*Problem requirements:* Beginning with the line containing "Transcribe this image's" and ending with the last line of the records, set down every line exactly.
----------------------------------------
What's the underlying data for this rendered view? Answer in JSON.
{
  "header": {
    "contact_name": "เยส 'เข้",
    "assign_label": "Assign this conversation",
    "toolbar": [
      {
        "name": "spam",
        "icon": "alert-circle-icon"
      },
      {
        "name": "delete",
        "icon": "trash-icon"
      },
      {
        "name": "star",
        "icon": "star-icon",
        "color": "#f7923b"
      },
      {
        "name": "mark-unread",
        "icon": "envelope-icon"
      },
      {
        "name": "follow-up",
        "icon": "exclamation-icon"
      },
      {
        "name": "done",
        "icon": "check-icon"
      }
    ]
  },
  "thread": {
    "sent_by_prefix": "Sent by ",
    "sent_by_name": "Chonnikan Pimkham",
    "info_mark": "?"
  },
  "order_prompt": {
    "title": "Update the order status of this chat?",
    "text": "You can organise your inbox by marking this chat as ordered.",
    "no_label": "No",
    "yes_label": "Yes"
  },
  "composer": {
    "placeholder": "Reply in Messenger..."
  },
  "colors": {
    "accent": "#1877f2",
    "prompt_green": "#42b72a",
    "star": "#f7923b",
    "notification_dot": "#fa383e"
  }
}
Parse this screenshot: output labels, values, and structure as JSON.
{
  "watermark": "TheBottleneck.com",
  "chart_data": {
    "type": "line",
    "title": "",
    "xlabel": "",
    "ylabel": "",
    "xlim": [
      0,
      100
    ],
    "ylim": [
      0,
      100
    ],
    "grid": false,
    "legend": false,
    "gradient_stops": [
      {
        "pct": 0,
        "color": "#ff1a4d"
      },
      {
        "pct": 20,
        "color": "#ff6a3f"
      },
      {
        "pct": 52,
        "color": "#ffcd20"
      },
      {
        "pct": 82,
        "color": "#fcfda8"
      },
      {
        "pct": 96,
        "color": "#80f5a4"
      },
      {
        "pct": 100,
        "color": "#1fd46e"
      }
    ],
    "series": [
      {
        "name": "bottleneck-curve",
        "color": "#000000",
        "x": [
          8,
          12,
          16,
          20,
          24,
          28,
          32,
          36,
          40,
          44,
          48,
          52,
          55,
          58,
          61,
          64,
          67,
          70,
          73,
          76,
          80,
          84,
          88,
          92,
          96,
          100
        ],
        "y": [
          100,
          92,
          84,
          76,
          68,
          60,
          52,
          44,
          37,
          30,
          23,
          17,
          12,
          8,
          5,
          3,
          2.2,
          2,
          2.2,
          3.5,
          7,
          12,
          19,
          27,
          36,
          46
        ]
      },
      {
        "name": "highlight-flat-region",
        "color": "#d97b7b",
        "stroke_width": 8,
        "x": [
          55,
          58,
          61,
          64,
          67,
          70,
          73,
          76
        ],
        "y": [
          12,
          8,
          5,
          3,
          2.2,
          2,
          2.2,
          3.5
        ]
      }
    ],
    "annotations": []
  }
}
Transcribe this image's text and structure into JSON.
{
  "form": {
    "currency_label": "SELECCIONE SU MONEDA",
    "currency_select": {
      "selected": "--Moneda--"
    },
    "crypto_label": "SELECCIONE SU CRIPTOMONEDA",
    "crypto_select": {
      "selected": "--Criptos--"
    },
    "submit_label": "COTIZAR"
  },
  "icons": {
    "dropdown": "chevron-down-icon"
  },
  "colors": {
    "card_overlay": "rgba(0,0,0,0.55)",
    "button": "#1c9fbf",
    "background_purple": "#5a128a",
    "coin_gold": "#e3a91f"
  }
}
----------------------------------------
*Expected output:*
Transcribe this image's text and structure into JSON.
{
  "form": {
    "currency_label": "SELECCIONE SU MONEDA",
    "currency_select": {
      "selected": "--Moneda--"
    },
    "crypto_label": "SELECCIONE SU CRIPTOMONEDA",
    "crypto_select": {
      "selected": "--Criptos--"
    },
    "submit_label": "COTIZAR"
  },
  "icons": {
    "dropdown": "chevron-down-icon"
  },
  "colors": {
    "card_overlay": "rgba(0,0,0,0.55)",
    "button": "#1c9fbf",
    "background_purple": "#5a128a",
    "coin_gold": "#e3a91f"
  }
}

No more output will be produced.